>> START

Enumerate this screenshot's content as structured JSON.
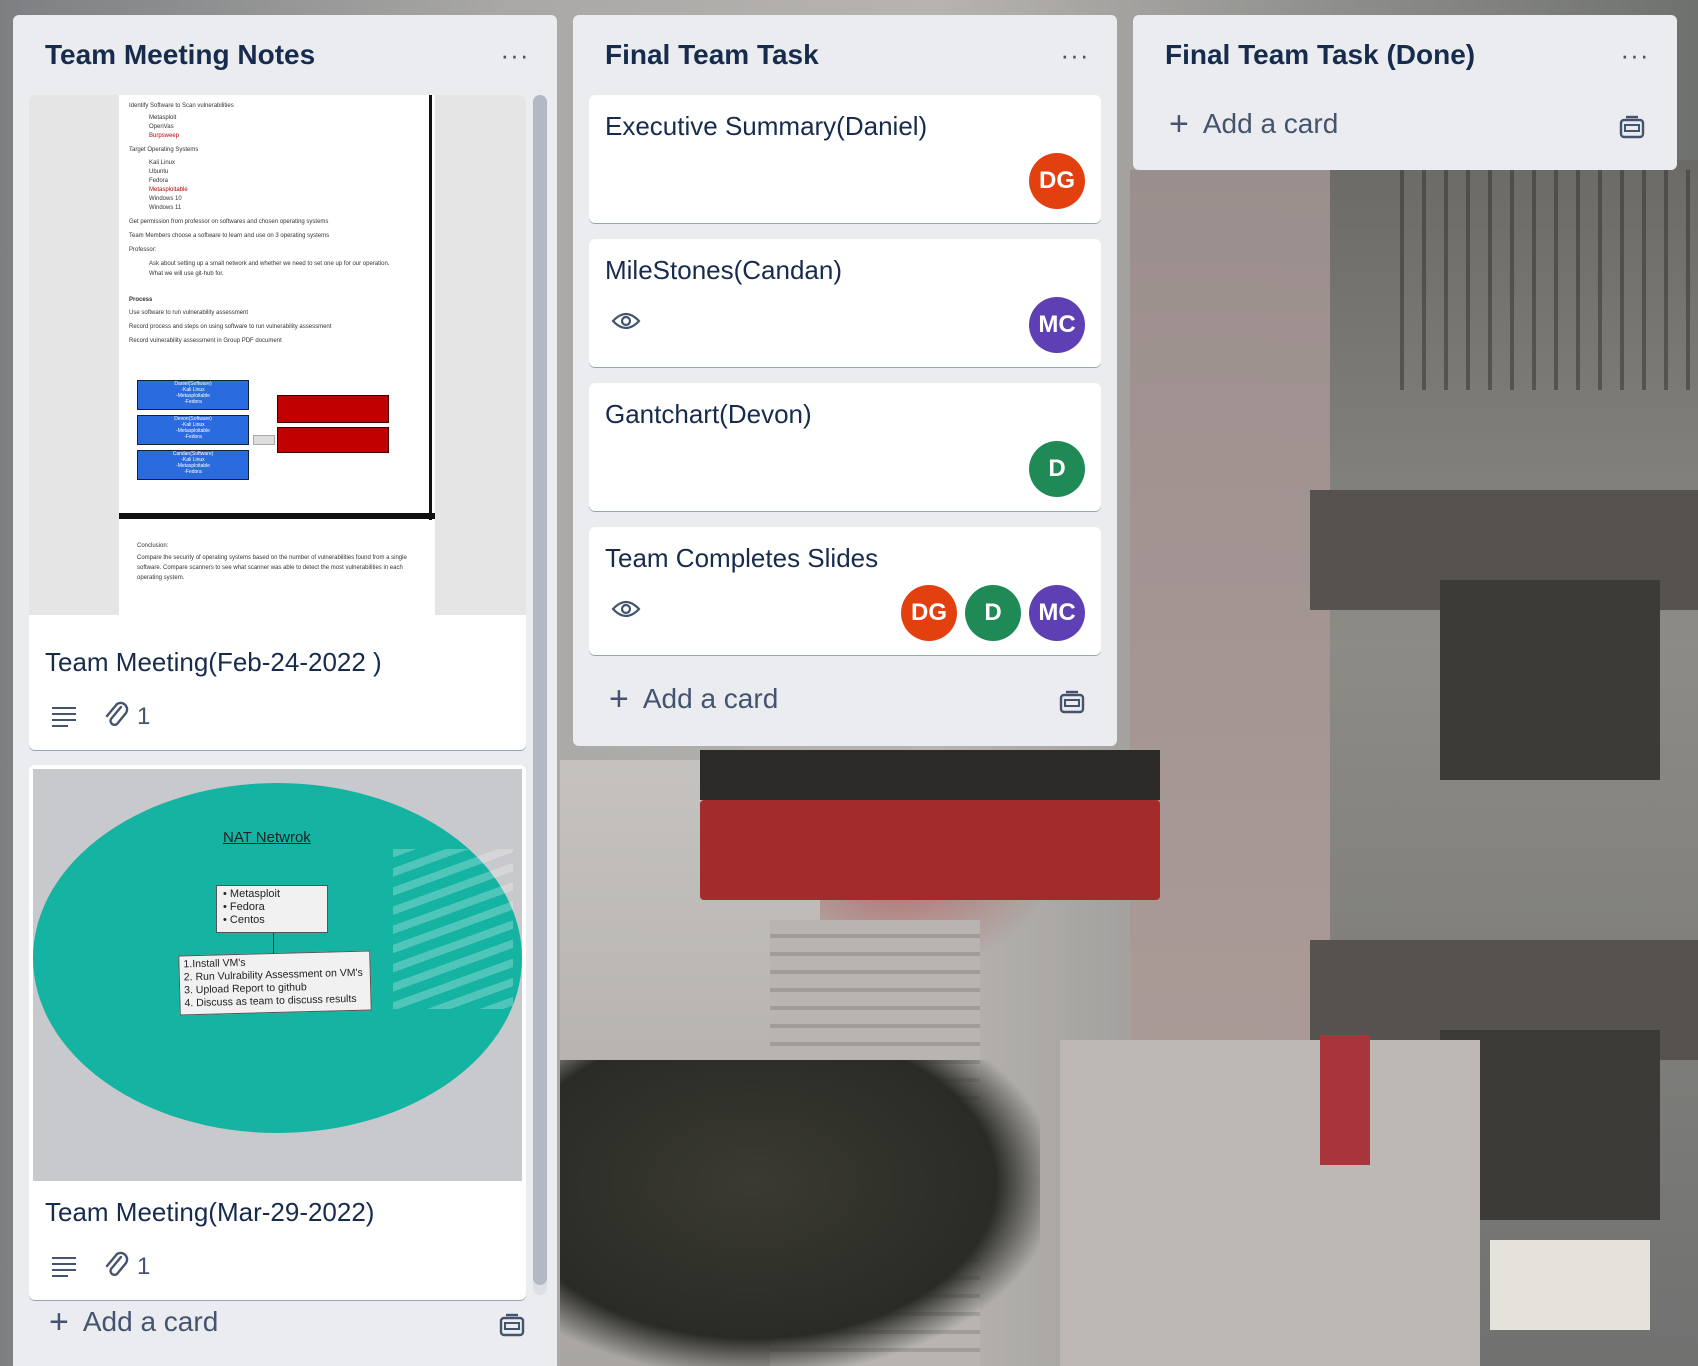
{
  "lists": [
    {
      "title": "Team Meeting Notes",
      "more_label": "···",
      "cards": [
        {
          "title": "Team Meeting(Feb-24-2022 )",
          "attachment_count": "1",
          "cover_doc": {
            "lines": [
              "Identify Software to Scan vulnerabilities",
              "Metasploit",
              "OpenVas",
              "Burpsweep",
              "Target Operating Systems",
              "Kali Linux",
              "Ubuntu",
              "Fedora",
              "Metasploitable",
              "Windows 10",
              "Windows 11",
              "Get permission from professor on softwares and chosen operating systems",
              "Team Members choose a software to learn and use on 3 operating systems",
              "Professor:",
              "Ask about setting up a small network and whether we need to set one up for our operation.",
              "What we will use git-hub for.",
              "Process",
              "Use software to run vulnerability assessment",
              "Record process and steps on using software to run vulnerability assessment",
              "Record vulnerability assessment in Group PDF document",
              "Conclusion:",
              "Compare the security of operating systems based on the number of vulnerabilities found from a single",
              "software. Compare scanners to see what scanner was able to detect the most vulnerabilities in each",
              "operating system."
            ],
            "boxes": [
              "Daniel(Software)\n-Kali Linux\n-Metasploitable\n-Fedora",
              "Devon(Software)\n-Kali Linux\n-Metasploitable\n-Fedora",
              "Candan(Software)\n-Kali Linux\n-Metasploitable\n-Fedora"
            ]
          }
        },
        {
          "title": "Team Meeting(Mar-29-2022)",
          "attachment_count": "1",
          "cover_nat": {
            "heading": "NAT Netwrok",
            "box1": [
              "• Metasploit",
              "• Fedora",
              "• Centos"
            ],
            "box2": [
              "1.Install VM's",
              "2. Run Vulrability Assessment on VM's",
              "3. Upload Report to github",
              "4. Discuss as team to discuss results"
            ]
          }
        }
      ],
      "add_card_label": "Add a card"
    },
    {
      "title": "Final Team Task",
      "more_label": "···",
      "cards": [
        {
          "title": "Executive Summary(Daniel)",
          "members": [
            "DG"
          ]
        },
        {
          "title": "MileStones(Candan)",
          "members": [
            "MC"
          ]
        },
        {
          "title": "Gantchart(Devon)",
          "members": [
            "D"
          ]
        },
        {
          "title": "Team Completes Slides",
          "members": [
            "DG",
            "D",
            "MC"
          ]
        }
      ],
      "add_card_label": "Add a card"
    },
    {
      "title": "Final Team Task (Done)",
      "more_label": "···",
      "add_card_label": "Add a card"
    }
  ],
  "member_colors": {
    "DG": "#e2410f",
    "MC": "#5e3fb4",
    "D": "#1f8a55"
  },
  "icons": {
    "more": "ellipsis-icon",
    "description": "description-icon",
    "attachment": "paperclip-icon",
    "watch": "eye-icon",
    "add": "plus-icon",
    "template": "card-template-icon"
  }
}
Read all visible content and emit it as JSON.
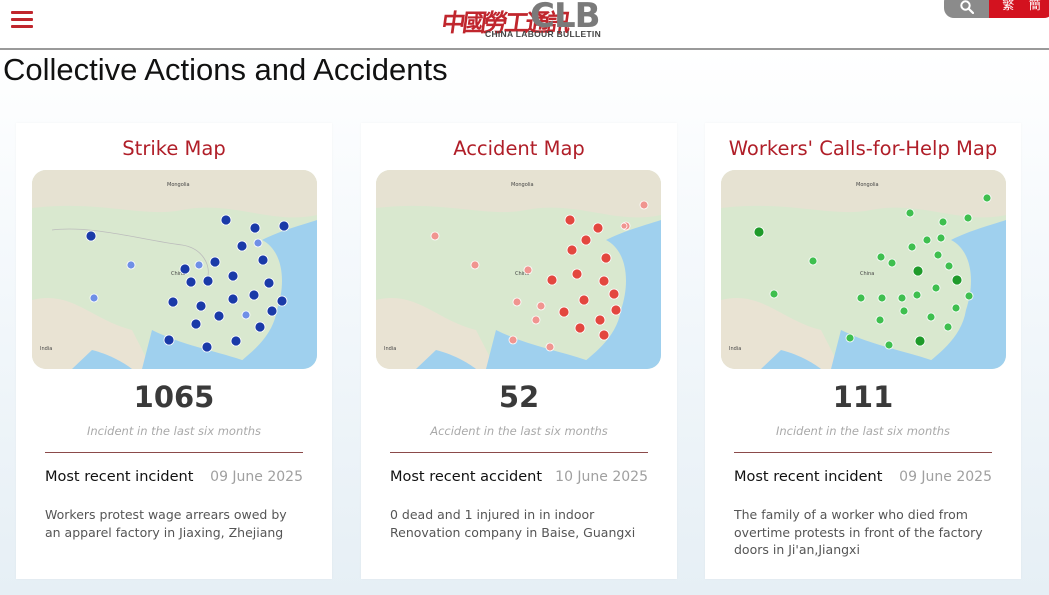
{
  "header": {
    "menu_icon": "hamburger-menu-icon",
    "logo_cn": "中國勞工通訊",
    "logo_clb": "CLB",
    "logo_sub": "CHINA LABOUR BULLETIN",
    "search_icon": "search-icon",
    "lang_traditional": "繁",
    "lang_simplified": "簡"
  },
  "page_title": "Collective Actions and Accidents",
  "colors": {
    "brand_red": "#b01e28",
    "strike_marker": "#1a3aa8",
    "accident_marker": "#e3473f",
    "help_marker": "#3fbf4f"
  },
  "cards": [
    {
      "title": "Strike Map",
      "count": "1065",
      "sub": "Incident in the last six months",
      "recent_label": "Most recent incident",
      "recent_date": "09 June 2025",
      "description": "Workers protest wage arrears owed by an apparel factory in Jiaxing, Zhejiang"
    },
    {
      "title": "Accident Map",
      "count": "52",
      "sub": "Accident in the last six months",
      "recent_label": "Most recent accident",
      "recent_date": "10 June 2025",
      "description": "0 dead and 1 injured in in indoor Renovation company in Baise, Guangxi"
    },
    {
      "title": "Workers' Calls-for-Help Map",
      "count": "111",
      "sub": "Incident in the last six months",
      "recent_label": "Most recent incident",
      "recent_date": "09 June 2025",
      "description": "The family of a worker who died from overtime protests in front of the factory doors in Ji'an,Jiangxi"
    }
  ],
  "map_labels": {
    "mongolia": "Mongolia",
    "china": "China",
    "india": "India"
  }
}
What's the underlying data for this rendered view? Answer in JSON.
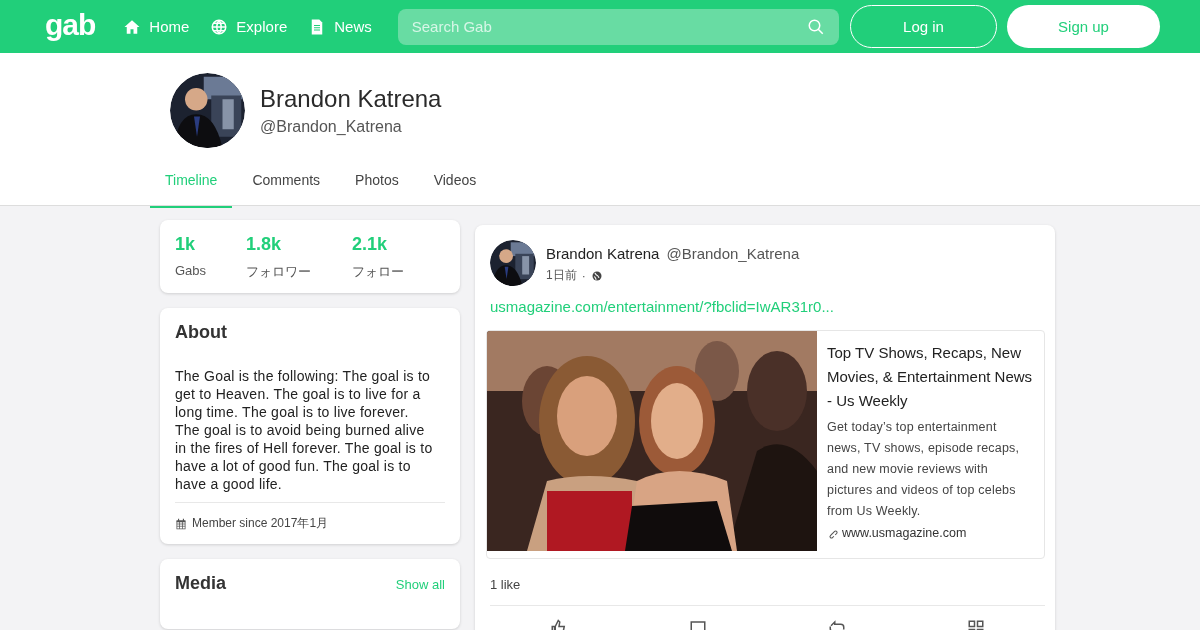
{
  "nav": {
    "logo": "gab",
    "links": [
      {
        "label": "Home"
      },
      {
        "label": "Explore"
      },
      {
        "label": "News"
      }
    ],
    "search": {
      "placeholder": "Search Gab"
    },
    "buttons": [
      {
        "label": "Log in",
        "kind": "outline"
      },
      {
        "label": "Sign up",
        "kind": "solid"
      }
    ]
  },
  "profile": {
    "name": "Brandon Katrena",
    "handle": "@Brandon_Katrena"
  },
  "tabs": [
    {
      "label": "Timeline",
      "selected": true
    },
    {
      "label": "Comments",
      "selected": false
    },
    {
      "label": "Photos",
      "selected": false
    },
    {
      "label": "Videos",
      "selected": false
    }
  ],
  "stats": [
    {
      "value": "1k",
      "label": "Gabs"
    },
    {
      "value": "1.8k",
      "label": "フォロワー"
    },
    {
      "value": "2.1k",
      "label": "フォロー"
    }
  ],
  "about": {
    "title": "About",
    "text": "The Goal is the following: The goal is to get to Heaven. The goal is to live for a long time. The goal is to live forever. The goal is to avoid being burned alive in the fires of Hell forever. The goal is to have a lot of good fun. The goal is to have a good life.",
    "member_since": "Member since 2017年1月"
  },
  "media": {
    "title": "Media",
    "show_all": "Show all"
  },
  "post": {
    "name": "Brandon Katrena",
    "handle": "@Brandon_Katrena",
    "time": "1日前",
    "separator": "·",
    "link": "usmagazine.com/entertainment/?fbclid=IwAR31r0...",
    "preview": {
      "title": "Top TV Shows, Recaps, New Movies, & Entertainment News - Us Weekly",
      "description": "Get today’s top entertainment news, TV shows, episode recaps, and new movie reviews with pictures and videos of top celebs from Us Weekly.",
      "domain": "www.usmagazine.com"
    },
    "likes": "1 like"
  }
}
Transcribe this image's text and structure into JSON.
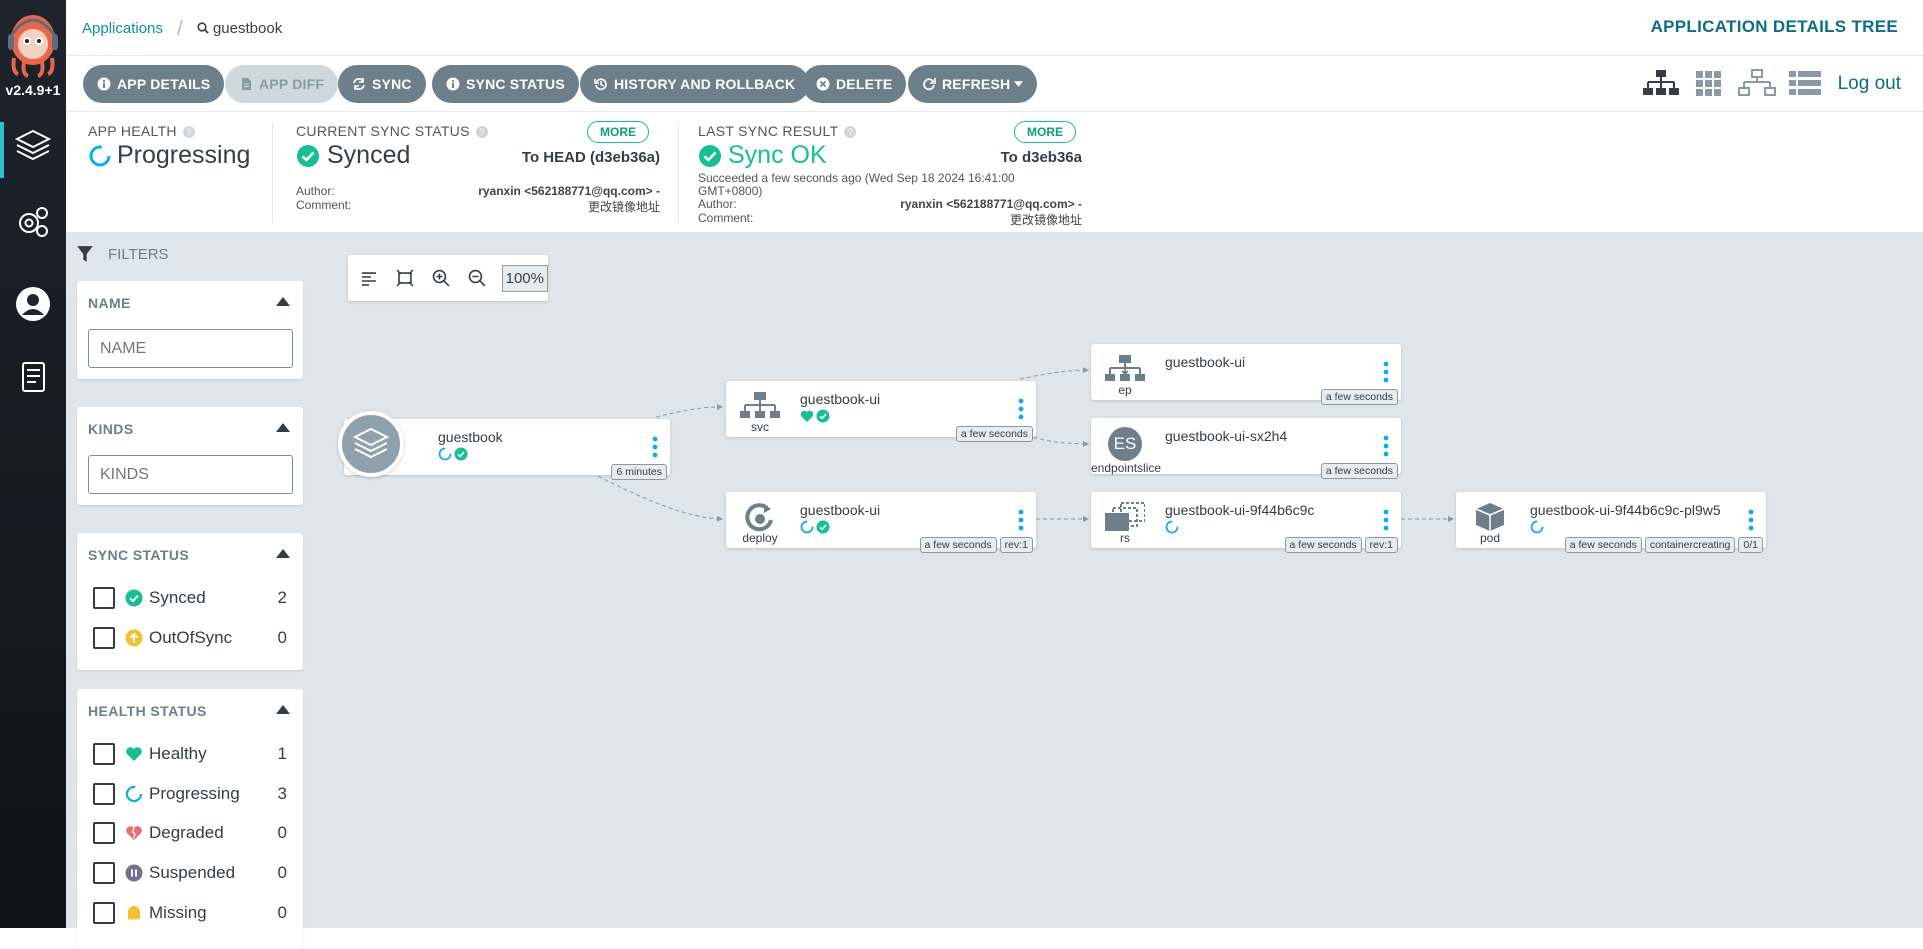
{
  "sidebar": {
    "version": "v2.4.9+1",
    "items": [
      {
        "name": "applications"
      },
      {
        "name": "settings"
      },
      {
        "name": "user-info"
      },
      {
        "name": "documentation"
      }
    ]
  },
  "breadcrumb": {
    "root": "Applications",
    "current": "guestbook"
  },
  "page_title": "APPLICATION DETAILS TREE",
  "toolbar": {
    "buttons": [
      {
        "label": "APP DETAILS",
        "icon": "info-icon"
      },
      {
        "label": "APP DIFF",
        "icon": "file-icon"
      },
      {
        "label": "SYNC",
        "icon": "sync-icon"
      },
      {
        "label": "SYNC STATUS",
        "icon": "info-icon"
      },
      {
        "label": "HISTORY AND ROLLBACK",
        "icon": "history-icon"
      },
      {
        "label": "DELETE",
        "icon": "times-circle-icon"
      },
      {
        "label": "REFRESH",
        "icon": "redo-icon"
      }
    ],
    "logout": "Log out"
  },
  "summary": {
    "app_health": {
      "label": "APP HEALTH",
      "value": "Progressing"
    },
    "current_sync": {
      "label": "CURRENT SYNC STATUS",
      "more": "MORE",
      "value": "Synced",
      "target": "To HEAD (d3eb36a)",
      "author_label": "Author:",
      "author": "ryanxin <562188771@qq.com> -",
      "comment_label": "Comment:",
      "comment": "更改镜像地址"
    },
    "last_sync": {
      "label": "LAST SYNC RESULT",
      "more": "MORE",
      "value": "Sync OK",
      "target": "To d3eb36a",
      "succeeded": "Succeeded a few seconds ago (Wed Sep 18 2024 16:41:00",
      "tz": "GMT+0800)",
      "author_label": "Author:",
      "author": "ryanxin <562188771@qq.com> -",
      "comment_label": "Comment:",
      "comment": "更改镜像地址"
    }
  },
  "filters": {
    "title": "FILTERS",
    "name": {
      "header": "NAME",
      "placeholder": "NAME"
    },
    "kinds": {
      "header": "KINDS",
      "placeholder": "KINDS"
    },
    "sync_status": {
      "header": "SYNC STATUS",
      "items": [
        {
          "label": "Synced",
          "count": "2",
          "color": "#18be94"
        },
        {
          "label": "OutOfSync",
          "count": "0",
          "color": "#f4c030"
        }
      ]
    },
    "health_status": {
      "header": "HEALTH STATUS",
      "items": [
        {
          "label": "Healthy",
          "count": "1",
          "color": "#18be94"
        },
        {
          "label": "Progressing",
          "count": "3",
          "color": "#0dadea"
        },
        {
          "label": "Degraded",
          "count": "0",
          "color": "#e96d76"
        },
        {
          "label": "Suspended",
          "count": "0",
          "color": "#766f94"
        },
        {
          "label": "Missing",
          "count": "0",
          "color": "#f4c030"
        }
      ]
    }
  },
  "canvas": {
    "zoom": "100%",
    "nodes": {
      "app": {
        "name": "guestbook",
        "tags": [
          "6 minutes"
        ]
      },
      "svc": {
        "name": "guestbook-ui",
        "kind": "svc",
        "tags": [
          "a few seconds"
        ]
      },
      "ep": {
        "name": "guestbook-ui",
        "kind": "ep",
        "tags": [
          "a few seconds"
        ]
      },
      "es": {
        "name": "guestbook-ui-sx2h4",
        "kind": "endpointslice",
        "badge": "ES",
        "tags": [
          "a few seconds"
        ]
      },
      "deploy": {
        "name": "guestbook-ui",
        "kind": "deploy",
        "tags": [
          "a few seconds",
          "rev:1"
        ]
      },
      "rs": {
        "name": "guestbook-ui-9f44b6c9c",
        "kind": "rs",
        "tags": [
          "a few seconds",
          "rev:1"
        ]
      },
      "pod": {
        "name": "guestbook-ui-9f44b6c9c-pl9w5",
        "kind": "pod",
        "tags": [
          "a few seconds",
          "containercreating",
          "0/1"
        ]
      }
    }
  }
}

>> END

▶ WHAT TO PRODUCE: Only a number is wanted: how many lines contain the word "description"?

▶ FINISHED TASK: 5